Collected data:

- - -

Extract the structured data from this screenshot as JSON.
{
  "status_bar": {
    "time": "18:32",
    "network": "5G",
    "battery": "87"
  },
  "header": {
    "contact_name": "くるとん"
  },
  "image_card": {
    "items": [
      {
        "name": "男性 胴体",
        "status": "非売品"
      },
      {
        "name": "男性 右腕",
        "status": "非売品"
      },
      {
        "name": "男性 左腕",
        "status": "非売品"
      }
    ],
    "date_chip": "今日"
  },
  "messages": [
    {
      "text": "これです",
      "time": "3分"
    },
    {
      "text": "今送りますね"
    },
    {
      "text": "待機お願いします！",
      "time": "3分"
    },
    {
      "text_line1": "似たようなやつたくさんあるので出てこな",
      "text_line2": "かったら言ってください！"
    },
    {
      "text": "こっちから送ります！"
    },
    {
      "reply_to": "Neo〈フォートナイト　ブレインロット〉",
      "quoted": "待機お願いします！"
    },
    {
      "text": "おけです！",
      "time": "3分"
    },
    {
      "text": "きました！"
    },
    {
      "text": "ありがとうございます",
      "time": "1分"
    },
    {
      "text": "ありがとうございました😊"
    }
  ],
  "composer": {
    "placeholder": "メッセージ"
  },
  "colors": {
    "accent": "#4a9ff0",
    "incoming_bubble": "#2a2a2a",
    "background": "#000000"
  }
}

- - -

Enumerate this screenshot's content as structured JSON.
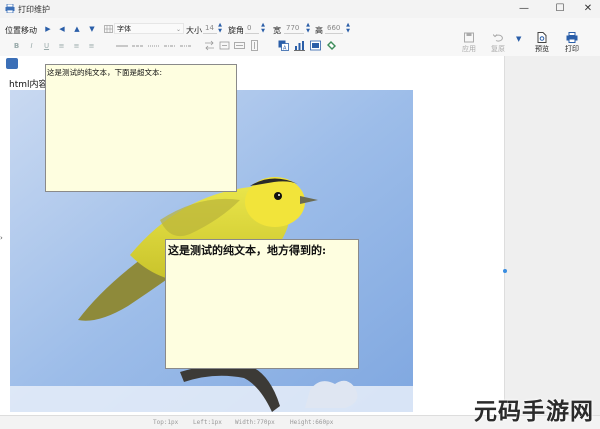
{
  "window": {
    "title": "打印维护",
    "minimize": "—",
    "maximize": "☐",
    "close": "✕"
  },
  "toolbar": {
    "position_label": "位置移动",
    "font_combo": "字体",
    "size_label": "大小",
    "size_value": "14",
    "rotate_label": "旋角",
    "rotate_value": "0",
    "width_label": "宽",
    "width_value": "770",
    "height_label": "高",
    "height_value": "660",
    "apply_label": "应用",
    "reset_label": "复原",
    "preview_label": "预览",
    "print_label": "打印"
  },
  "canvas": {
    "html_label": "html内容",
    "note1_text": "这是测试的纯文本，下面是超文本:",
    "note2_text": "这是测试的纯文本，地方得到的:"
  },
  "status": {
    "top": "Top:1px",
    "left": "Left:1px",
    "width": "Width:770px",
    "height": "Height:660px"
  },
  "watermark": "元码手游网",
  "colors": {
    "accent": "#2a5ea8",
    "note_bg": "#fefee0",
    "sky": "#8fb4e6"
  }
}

- - -

> **Your goal**
Only a number is wanted: how many lines above include "this"?

> **Full solution**
2